> **REQUEST**
Pull every line containing "letter" from the entries.

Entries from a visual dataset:

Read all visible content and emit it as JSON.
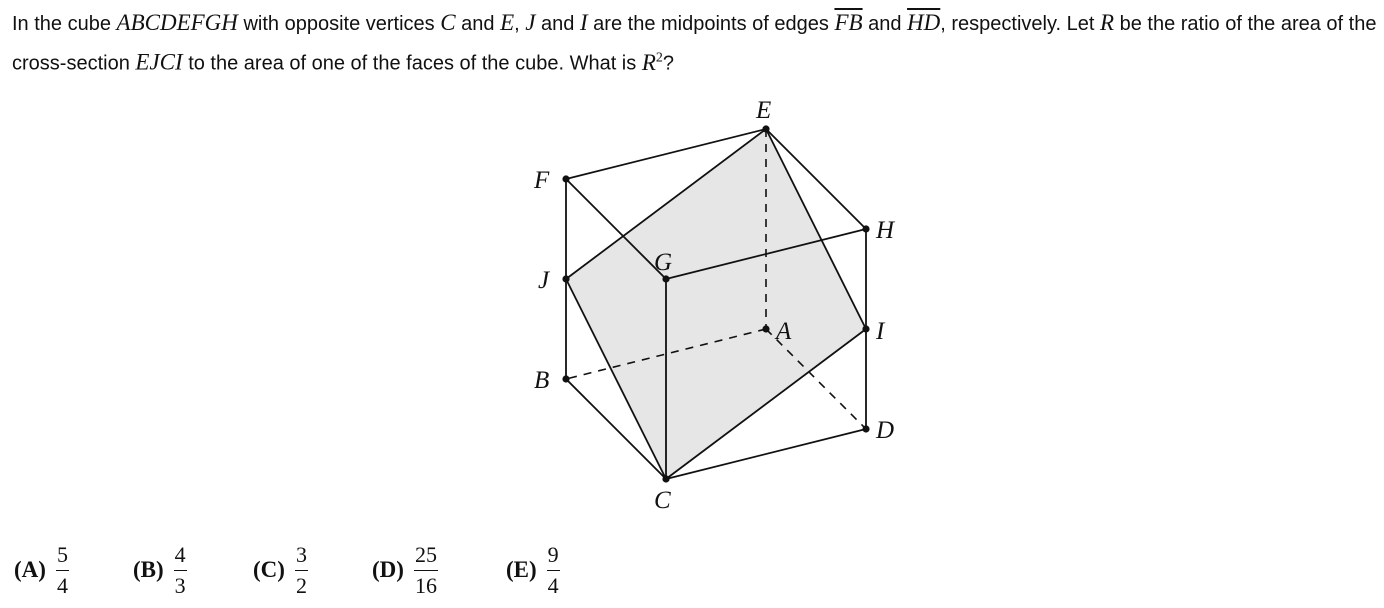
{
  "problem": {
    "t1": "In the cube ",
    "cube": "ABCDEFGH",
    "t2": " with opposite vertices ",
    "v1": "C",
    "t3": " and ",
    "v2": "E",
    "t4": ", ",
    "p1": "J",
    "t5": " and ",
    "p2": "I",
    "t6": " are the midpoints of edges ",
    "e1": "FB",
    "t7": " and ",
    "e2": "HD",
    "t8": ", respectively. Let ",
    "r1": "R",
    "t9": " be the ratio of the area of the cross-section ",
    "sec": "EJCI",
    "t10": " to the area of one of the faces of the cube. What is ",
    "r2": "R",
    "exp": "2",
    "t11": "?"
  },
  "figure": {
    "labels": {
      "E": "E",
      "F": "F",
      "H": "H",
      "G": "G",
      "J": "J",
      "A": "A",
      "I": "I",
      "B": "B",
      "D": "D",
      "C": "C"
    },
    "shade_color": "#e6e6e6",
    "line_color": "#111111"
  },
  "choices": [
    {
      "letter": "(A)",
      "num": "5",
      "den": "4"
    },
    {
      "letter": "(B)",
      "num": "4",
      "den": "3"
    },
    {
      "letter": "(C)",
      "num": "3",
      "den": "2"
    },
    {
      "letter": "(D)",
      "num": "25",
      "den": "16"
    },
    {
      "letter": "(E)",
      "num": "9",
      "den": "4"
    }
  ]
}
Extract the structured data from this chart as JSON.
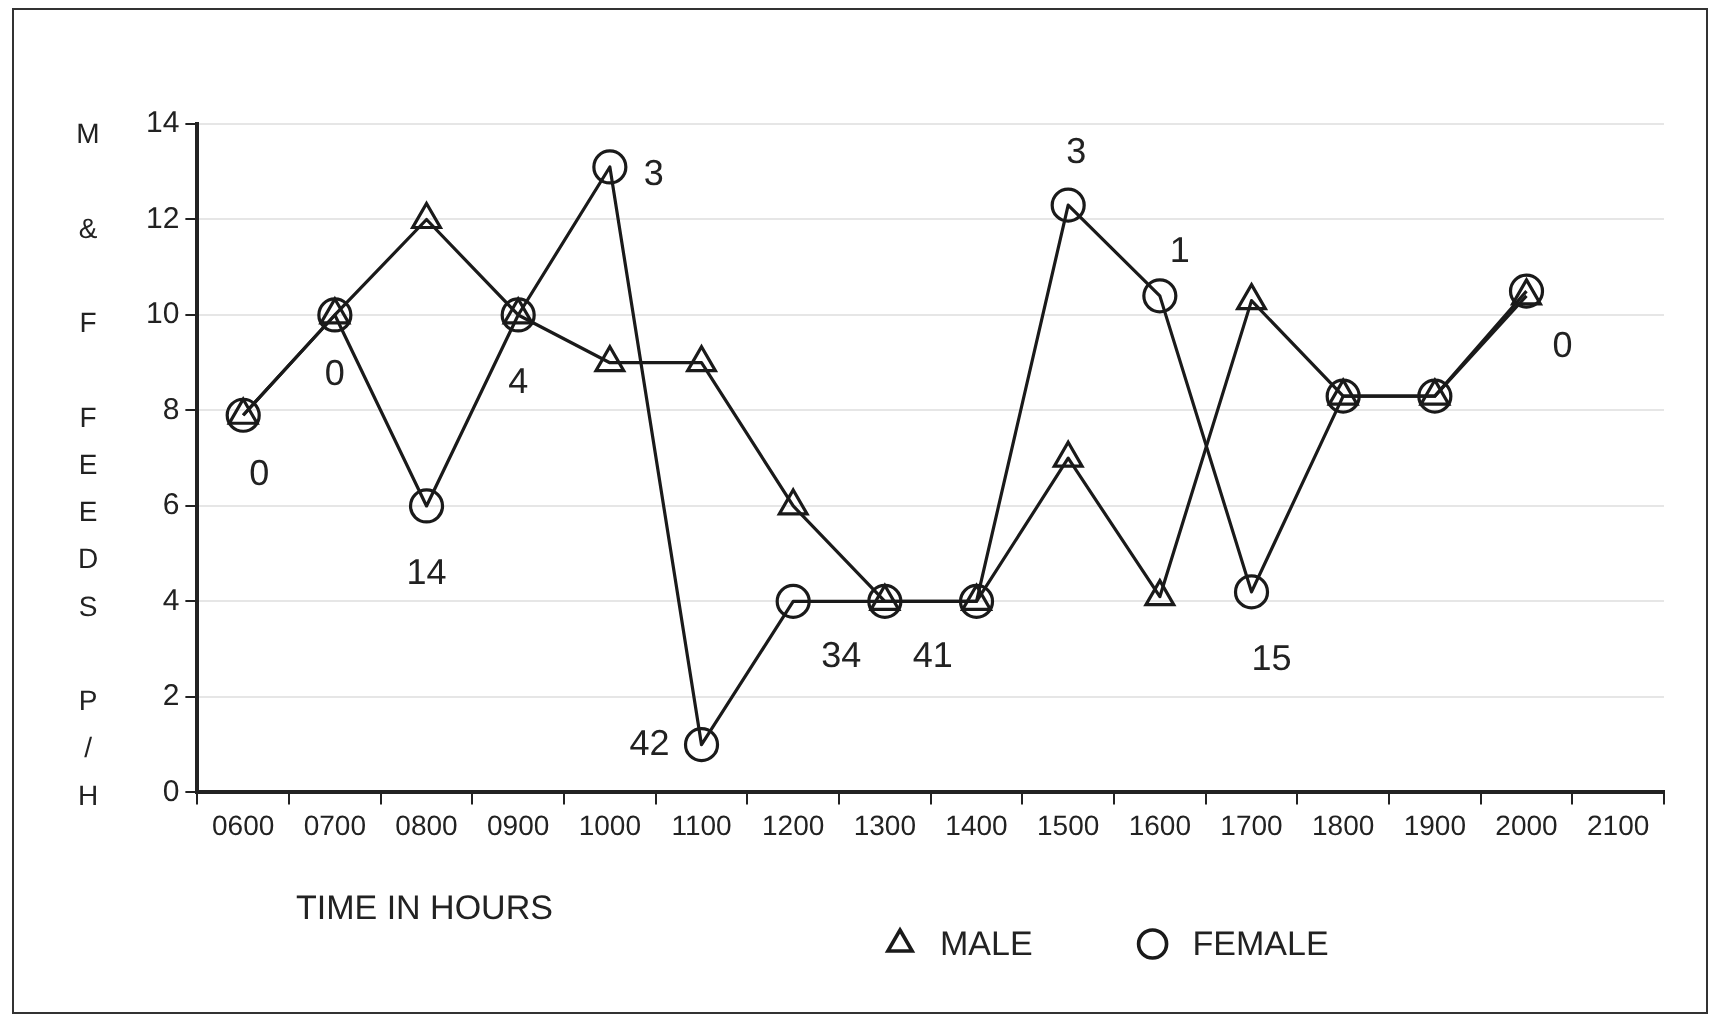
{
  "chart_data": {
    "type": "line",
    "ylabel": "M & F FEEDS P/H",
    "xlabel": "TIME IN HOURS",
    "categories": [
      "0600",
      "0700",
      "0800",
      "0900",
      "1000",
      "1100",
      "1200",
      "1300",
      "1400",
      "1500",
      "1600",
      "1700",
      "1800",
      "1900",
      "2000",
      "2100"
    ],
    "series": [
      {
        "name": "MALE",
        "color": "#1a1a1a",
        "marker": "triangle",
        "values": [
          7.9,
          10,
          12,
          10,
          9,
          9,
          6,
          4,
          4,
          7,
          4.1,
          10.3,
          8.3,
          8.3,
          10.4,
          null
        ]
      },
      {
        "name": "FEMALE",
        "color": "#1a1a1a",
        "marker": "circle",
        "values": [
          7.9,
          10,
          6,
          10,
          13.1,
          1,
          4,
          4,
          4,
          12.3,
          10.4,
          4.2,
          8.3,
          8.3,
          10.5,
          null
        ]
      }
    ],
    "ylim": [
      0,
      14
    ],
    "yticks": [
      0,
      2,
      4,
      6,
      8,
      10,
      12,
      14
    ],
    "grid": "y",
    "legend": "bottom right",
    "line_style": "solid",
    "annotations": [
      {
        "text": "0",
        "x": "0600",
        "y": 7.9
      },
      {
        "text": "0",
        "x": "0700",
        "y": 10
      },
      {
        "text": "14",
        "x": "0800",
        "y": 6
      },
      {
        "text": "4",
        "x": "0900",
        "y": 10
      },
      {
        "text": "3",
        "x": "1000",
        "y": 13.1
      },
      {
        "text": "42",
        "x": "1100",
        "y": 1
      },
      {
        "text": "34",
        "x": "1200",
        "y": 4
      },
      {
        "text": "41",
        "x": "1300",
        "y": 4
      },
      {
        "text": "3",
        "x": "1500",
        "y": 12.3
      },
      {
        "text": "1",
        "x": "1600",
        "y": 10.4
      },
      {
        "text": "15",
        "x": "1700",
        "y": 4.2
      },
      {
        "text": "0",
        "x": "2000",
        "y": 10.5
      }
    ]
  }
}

> **IN RESPONSE**
      "letter": "(A)",
      "letter": "(B)",
      "letter": "(C)",
      "letter": "(D)",
      "letter": "(E)",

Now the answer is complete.